* _Set problem_:
Scan the lines below for the string "name" and copy every one that has it.

* Begin The input *

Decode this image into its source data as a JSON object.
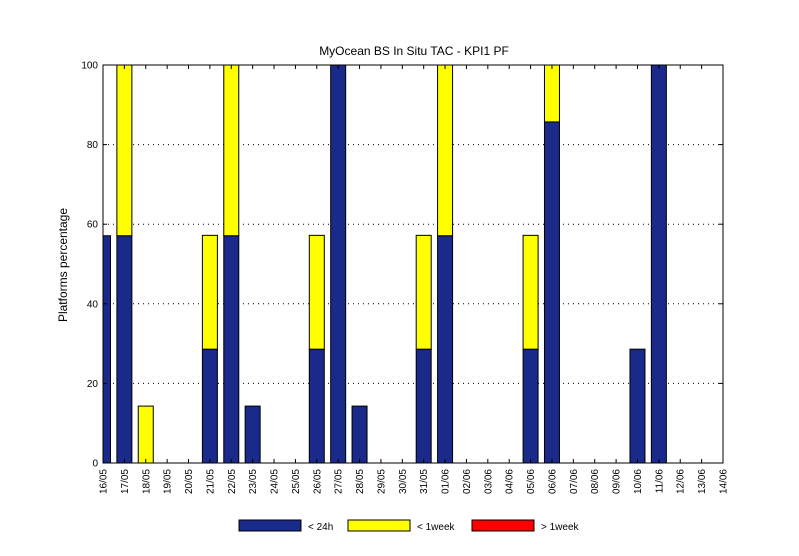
{
  "chart_data": {
    "type": "bar",
    "stacked": true,
    "title": "MyOcean  BS In Situ TAC - KPI1  PF",
    "xlabel": "",
    "ylabel": "Platforms percentage",
    "ylim": [
      0,
      100
    ],
    "yticks": [
      0,
      20,
      40,
      60,
      80,
      100
    ],
    "grid": "horizontal dotted",
    "legend_position": "bottom",
    "categories": [
      "16/05",
      "17/05",
      "18/05",
      "19/05",
      "20/05",
      "21/05",
      "22/05",
      "23/05",
      "24/05",
      "25/05",
      "26/05",
      "27/05",
      "28/05",
      "29/05",
      "30/05",
      "31/05",
      "01/06",
      "02/06",
      "03/06",
      "04/06",
      "05/06",
      "06/06",
      "07/06",
      "08/06",
      "09/06",
      "10/06",
      "11/06",
      "12/06",
      "13/06",
      "14/06"
    ],
    "series": [
      {
        "name": "< 24h",
        "color": "#1a2a8a",
        "values": [
          57.1,
          57.1,
          0,
          0,
          0,
          28.6,
          57.1,
          14.3,
          0,
          0,
          28.6,
          100,
          14.3,
          0,
          0,
          28.6,
          57.1,
          0,
          0,
          0,
          28.6,
          85.7,
          0,
          0,
          0,
          28.6,
          100,
          0,
          0,
          0
        ]
      },
      {
        "name": "< 1week",
        "color": "#ffff00",
        "values": [
          0,
          42.9,
          14.3,
          0,
          0,
          28.6,
          42.9,
          0,
          0,
          0,
          28.6,
          0,
          0,
          0,
          0,
          28.6,
          42.9,
          0,
          0,
          0,
          28.6,
          14.3,
          0,
          0,
          0,
          0,
          0,
          0,
          0,
          0
        ]
      },
      {
        "name": "> 1week",
        "color": "#ff0000",
        "values": [
          0,
          0,
          0,
          0,
          0,
          0,
          0,
          0,
          0,
          0,
          0,
          0,
          0,
          0,
          0,
          0,
          0,
          0,
          0,
          0,
          0,
          0,
          0,
          0,
          0,
          0,
          0,
          0,
          0,
          0
        ]
      }
    ]
  }
}
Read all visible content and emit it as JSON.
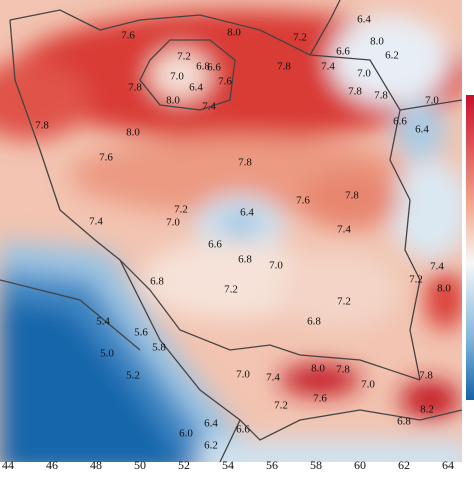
{
  "map": {
    "contour_labels": [
      "7.6",
      "8.0",
      "7.2",
      "6.4",
      "6.6",
      "8.0",
      "6.2",
      "7.2",
      "6.8",
      "6.6",
      "7.0",
      "6.4",
      "7.6",
      "7.8",
      "7.4",
      "7.0",
      "7.8",
      "7.8",
      "8.0",
      "7.4",
      "7.8",
      "7.0",
      "6.6",
      "6.4",
      "7.8",
      "8.0",
      "7.6",
      "7.8",
      "7.8",
      "7.6",
      "7.2",
      "7.0",
      "6.4",
      "7.4",
      "7.4",
      "6.6",
      "6.8",
      "7.0",
      "6.8",
      "7.2",
      "7.2",
      "7.2",
      "7.4",
      "8.0",
      "6.8",
      "5.4",
      "5.6",
      "5.8",
      "5.0",
      "5.2",
      "7.0",
      "7.4",
      "8.0",
      "7.8",
      "7.0",
      "7.6",
      "7.8",
      "7.2",
      "8.2",
      "6.0",
      "6.4",
      "6.6",
      "6.2",
      "6.8"
    ],
    "x_axis_labels": [
      44,
      46,
      48,
      50,
      52,
      54,
      56,
      58,
      60,
      62,
      64
    ]
  }
}
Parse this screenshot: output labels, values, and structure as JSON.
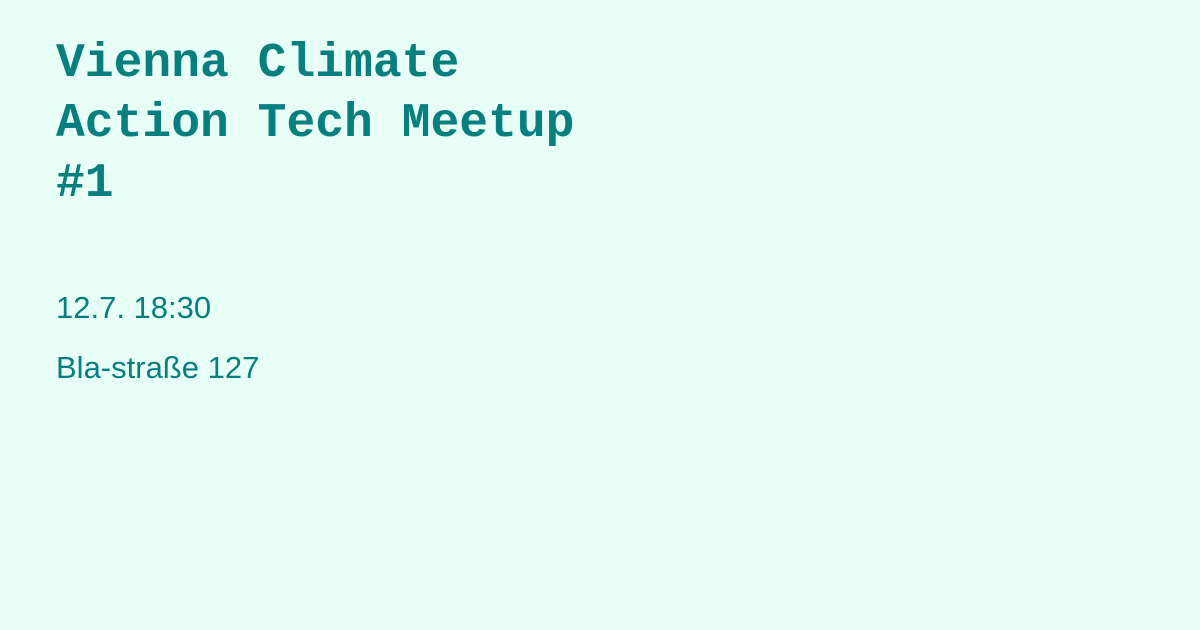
{
  "event": {
    "title": "Vienna Climate\nAction Tech Meetup\n#1",
    "date_time": "12.7. 18:30",
    "address": "Bla-straße 127"
  },
  "colors": {
    "background": "#e8fff7",
    "text": "#087f7f"
  }
}
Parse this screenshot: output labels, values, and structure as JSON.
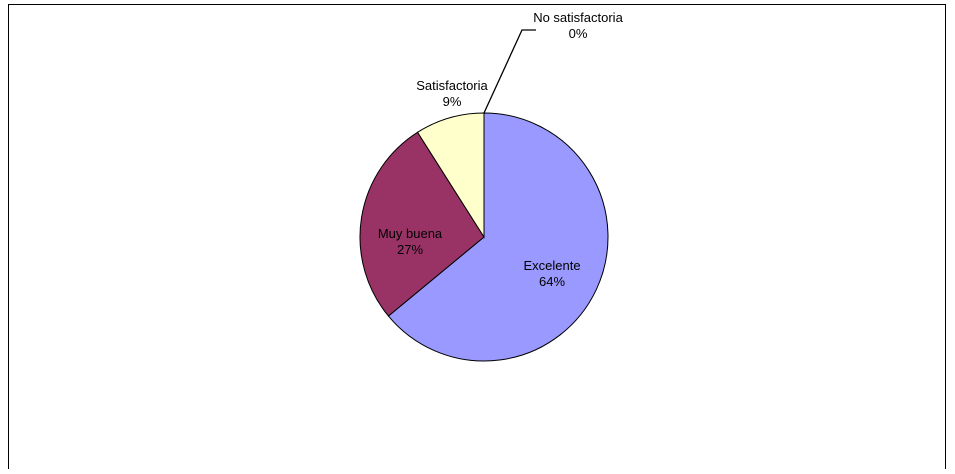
{
  "chart_data": {
    "type": "pie",
    "title": "",
    "slices": [
      {
        "label": "Excelente",
        "percent_label": "64%",
        "value": 64,
        "color": "#9999ff"
      },
      {
        "label": "Muy buena",
        "percent_label": "27%",
        "value": 27,
        "color": "#993366"
      },
      {
        "label": "Satisfactoria",
        "percent_label": "9%",
        "value": 9,
        "color": "#ffffcc"
      },
      {
        "label": "No satisfactoria",
        "percent_label": "0%",
        "value": 0,
        "color": "#ccffff"
      }
    ],
    "start": "12 o'clock",
    "direction": "clockwise",
    "legend": "none"
  }
}
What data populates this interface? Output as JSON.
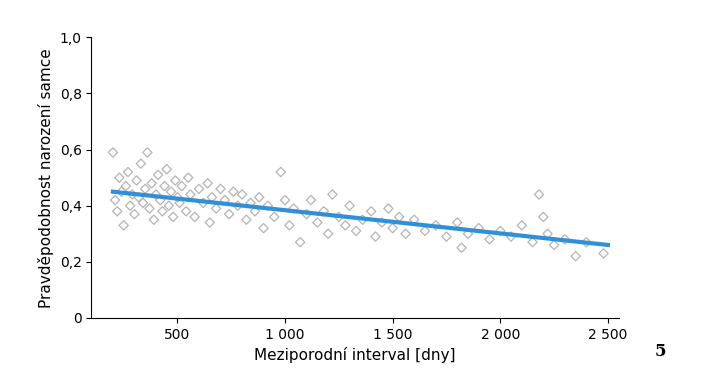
{
  "chart_data": {
    "type": "scatter",
    "x_label": "Meziporodní interval [dny]",
    "y_label": "Pravděpodobnost narození samce",
    "annotation": "5",
    "xlim": [
      100,
      2550
    ],
    "xticks": [
      500,
      {
        "value": 1000,
        "label": "1 000"
      },
      {
        "value": 1500,
        "label": "1 500"
      },
      {
        "value": 2000,
        "label": "2 000"
      },
      {
        "value": 2500,
        "label": "2 500"
      }
    ],
    "ylim": [
      0,
      1.0
    ],
    "yticks": [
      0,
      {
        "value": 0.2,
        "label": "0,2"
      },
      {
        "value": 0.4,
        "label": "0,4"
      },
      {
        "value": 0.6,
        "label": "0,6"
      },
      {
        "value": 0.8,
        "label": "0,8"
      },
      {
        "value": 1.0,
        "label": "1,0"
      }
    ],
    "grid": false,
    "series": [
      {
        "type": "scatter",
        "color": "#b4b4b4",
        "marker": "diamond",
        "x": [
          200,
          210,
          220,
          230,
          240,
          250,
          260,
          270,
          280,
          290,
          300,
          310,
          320,
          330,
          340,
          350,
          360,
          370,
          380,
          390,
          400,
          410,
          420,
          430,
          440,
          450,
          460,
          470,
          480,
          490,
          500,
          510,
          520,
          540,
          550,
          560,
          580,
          600,
          620,
          640,
          650,
          660,
          680,
          700,
          720,
          740,
          760,
          780,
          800,
          820,
          840,
          860,
          880,
          900,
          920,
          950,
          980,
          1000,
          1020,
          1040,
          1070,
          1100,
          1120,
          1150,
          1180,
          1200,
          1220,
          1250,
          1280,
          1300,
          1330,
          1360,
          1400,
          1420,
          1450,
          1480,
          1500,
          1530,
          1560,
          1600,
          1650,
          1700,
          1750,
          1800,
          1820,
          1850,
          1900,
          1950,
          2000,
          2050,
          2100,
          2150,
          2180,
          2200,
          2220,
          2250,
          2300,
          2350,
          2400,
          2480
        ],
        "values": [
          0.59,
          0.42,
          0.38,
          0.5,
          0.45,
          0.33,
          0.47,
          0.52,
          0.4,
          0.44,
          0.37,
          0.49,
          0.43,
          0.55,
          0.41,
          0.46,
          0.59,
          0.39,
          0.48,
          0.35,
          0.44,
          0.51,
          0.42,
          0.38,
          0.47,
          0.53,
          0.4,
          0.45,
          0.36,
          0.49,
          0.43,
          0.41,
          0.47,
          0.38,
          0.5,
          0.44,
          0.36,
          0.46,
          0.41,
          0.48,
          0.34,
          0.43,
          0.39,
          0.46,
          0.42,
          0.37,
          0.45,
          0.4,
          0.44,
          0.35,
          0.41,
          0.38,
          0.43,
          0.32,
          0.4,
          0.36,
          0.52,
          0.42,
          0.33,
          0.39,
          0.27,
          0.37,
          0.42,
          0.34,
          0.38,
          0.3,
          0.44,
          0.36,
          0.33,
          0.4,
          0.31,
          0.35,
          0.38,
          0.29,
          0.34,
          0.39,
          0.32,
          0.36,
          0.3,
          0.35,
          0.31,
          0.33,
          0.29,
          0.34,
          0.25,
          0.3,
          0.32,
          0.28,
          0.31,
          0.29,
          0.33,
          0.27,
          0.44,
          0.36,
          0.3,
          0.26,
          0.28,
          0.22,
          0.27,
          0.23
        ]
      },
      {
        "type": "line",
        "color": "#2f8fd8",
        "line_style": "solid",
        "x": [
          200,
          2500
        ],
        "values": [
          0.45,
          0.26
        ]
      }
    ]
  }
}
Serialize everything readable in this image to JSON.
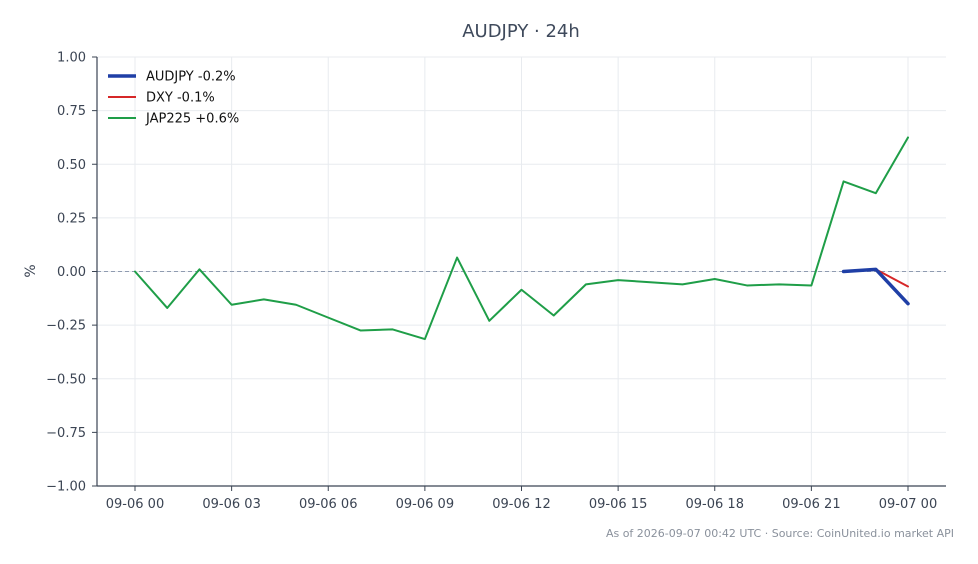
{
  "chart_data": {
    "type": "line",
    "title": "AUDJPY · 24h",
    "xlabel": "",
    "ylabel": "%",
    "ylim": [
      -1.0,
      1.0
    ],
    "xlim": [
      "09-06 00",
      "09-07 00"
    ],
    "x_ticks": [
      "09-06 00",
      "09-06 03",
      "09-06 06",
      "09-06 09",
      "09-06 12",
      "09-06 15",
      "09-06 18",
      "09-06 21",
      "09-07 00"
    ],
    "y_ticks": [
      "1.00",
      "0.75",
      "0.50",
      "0.25",
      "0.00",
      "−0.25",
      "−0.50",
      "−0.75",
      "−1.00"
    ],
    "grid": true,
    "zero_line": true,
    "legend_position": "top-left",
    "series": [
      {
        "name": "AUDJPY -0.2%",
        "color": "#1f3fa6",
        "x": [
          "09-06 22",
          "09-06 23",
          "09-07 00"
        ],
        "values": [
          0.0,
          0.01,
          -0.15
        ]
      },
      {
        "name": "DXY -0.1%",
        "color": "#d62728",
        "x": [
          "09-06 22",
          "09-06 23",
          "09-07 00"
        ],
        "values": [
          0.0,
          0.01,
          -0.07
        ]
      },
      {
        "name": "JAP225 +0.6%",
        "color": "#1f9e48",
        "x": [
          "09-06 00",
          "09-06 01",
          "09-06 02",
          "09-06 03",
          "09-06 04",
          "09-06 05",
          "09-06 06",
          "09-06 07",
          "09-06 08",
          "09-06 09",
          "09-06 10",
          "09-06 11",
          "09-06 12",
          "09-06 13",
          "09-06 14",
          "09-06 15",
          "09-06 16",
          "09-06 17",
          "09-06 18",
          "09-06 19",
          "09-06 20",
          "09-06 21",
          "09-06 22",
          "09-06 23",
          "09-07 00"
        ],
        "values": [
          0.0,
          -0.17,
          0.01,
          -0.155,
          -0.13,
          -0.155,
          -0.215,
          -0.275,
          -0.27,
          -0.315,
          0.065,
          -0.23,
          -0.085,
          -0.205,
          -0.06,
          -0.04,
          -0.05,
          -0.06,
          -0.035,
          -0.065,
          -0.06,
          -0.065,
          0.42,
          0.365,
          0.625
        ]
      }
    ]
  },
  "footer": {
    "text": "As of 2026-09-07 00:42 UTC · Source: CoinUnited.io market API"
  }
}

* End The input *

* _Worked solution_:
        "name": "< 24h",
        "name": "< 1week",
        "name": "> 1week",
        "name": "AUDJPY -0.2%",
        "name": "DXY -0.1%",
        "name": "JAP225 +0.6%",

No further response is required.